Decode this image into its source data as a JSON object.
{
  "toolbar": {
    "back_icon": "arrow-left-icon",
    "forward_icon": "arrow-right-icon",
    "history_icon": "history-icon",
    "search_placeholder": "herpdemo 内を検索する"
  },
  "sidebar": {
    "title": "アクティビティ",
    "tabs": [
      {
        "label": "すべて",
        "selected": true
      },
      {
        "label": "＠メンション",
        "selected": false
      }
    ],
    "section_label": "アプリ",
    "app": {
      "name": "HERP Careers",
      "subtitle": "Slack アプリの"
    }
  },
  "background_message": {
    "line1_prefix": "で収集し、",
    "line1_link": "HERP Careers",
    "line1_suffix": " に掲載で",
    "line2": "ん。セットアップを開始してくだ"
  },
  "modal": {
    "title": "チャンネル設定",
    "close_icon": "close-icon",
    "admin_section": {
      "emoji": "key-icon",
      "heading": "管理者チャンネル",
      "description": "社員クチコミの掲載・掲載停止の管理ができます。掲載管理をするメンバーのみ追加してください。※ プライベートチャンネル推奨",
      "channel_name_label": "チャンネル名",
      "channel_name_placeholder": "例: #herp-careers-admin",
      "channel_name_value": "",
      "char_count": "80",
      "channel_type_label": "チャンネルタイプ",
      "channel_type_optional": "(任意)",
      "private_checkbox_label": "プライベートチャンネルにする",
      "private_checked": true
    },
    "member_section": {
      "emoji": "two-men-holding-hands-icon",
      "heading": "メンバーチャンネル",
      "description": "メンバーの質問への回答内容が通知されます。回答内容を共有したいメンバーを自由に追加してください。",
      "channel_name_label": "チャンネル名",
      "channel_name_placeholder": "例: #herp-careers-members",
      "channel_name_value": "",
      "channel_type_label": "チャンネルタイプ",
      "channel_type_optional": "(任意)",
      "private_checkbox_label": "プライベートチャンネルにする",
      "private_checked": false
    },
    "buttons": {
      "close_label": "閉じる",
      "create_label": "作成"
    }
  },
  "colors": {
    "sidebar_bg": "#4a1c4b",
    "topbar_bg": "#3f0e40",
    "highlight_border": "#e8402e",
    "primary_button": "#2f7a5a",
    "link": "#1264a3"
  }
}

---

* [What is needed]: Restate all of the entries exactly, please.

* [Solution below]:
Decode this image into its source data as a JSON object.
{
  "toolbar": {
    "back_icon": "arrow-left-icon",
    "forward_icon": "arrow-right-icon",
    "history_icon": "history-icon",
    "search_placeholder": "herpdemo 内を検索する"
  },
  "sidebar": {
    "title": "アクティビティ",
    "tabs": [
      {
        "label": "すべて",
        "selected": true
      },
      {
        "label": "＠メンション",
        "selected": false
      }
    ],
    "section_label": "アプリ",
    "app": {
      "name": "HERP Careers",
      "subtitle": "Slack アプリの"
    }
  },
  "background_message": {
    "line1_prefix": "で収集し、",
    "line1_link": "HERP Careers",
    "line1_suffix": " に掲載で",
    "line2": "ん。セットアップを開始してくだ"
  },
  "modal": {
    "title": "チャンネル設定",
    "close_icon": "close-icon",
    "admin_section": {
      "emoji": "key-icon",
      "heading": "管理者チャンネル",
      "description": "社員クチコミの掲載・掲載停止の管理ができます。掲載管理をするメンバーのみ追加してください。※ プライベートチャンネル推奨",
      "channel_name_label": "チャンネル名",
      "channel_name_placeholder": "例: #herp-careers-admin",
      "channel_name_value": "",
      "char_count": "80",
      "channel_type_label": "チャンネルタイプ",
      "channel_type_optional": "(任意)",
      "private_checkbox_label": "プライベートチャンネルにする",
      "private_checked": true
    },
    "member_section": {
      "emoji": "two-men-holding-hands-icon",
      "heading": "メンバーチャンネル",
      "description": "メンバーの質問への回答内容が通知されます。回答内容を共有したいメンバーを自由に追加してください。",
      "channel_name_label": "チャンネル名",
      "channel_name_placeholder": "例: #herp-careers-members",
      "channel_name_value": "",
      "channel_type_label": "チャンネルタイプ",
      "channel_type_optional": "(任意)",
      "private_checkbox_label": "プライベートチャンネルにする",
      "private_checked": false
    },
    "buttons": {
      "close_label": "閉じる",
      "create_label": "作成"
    }
  },
  "colors": {
    "sidebar_bg": "#4a1c4b",
    "topbar_bg": "#3f0e40",
    "highlight_border": "#e8402e",
    "primary_button": "#2f7a5a",
    "link": "#1264a3"
  }
}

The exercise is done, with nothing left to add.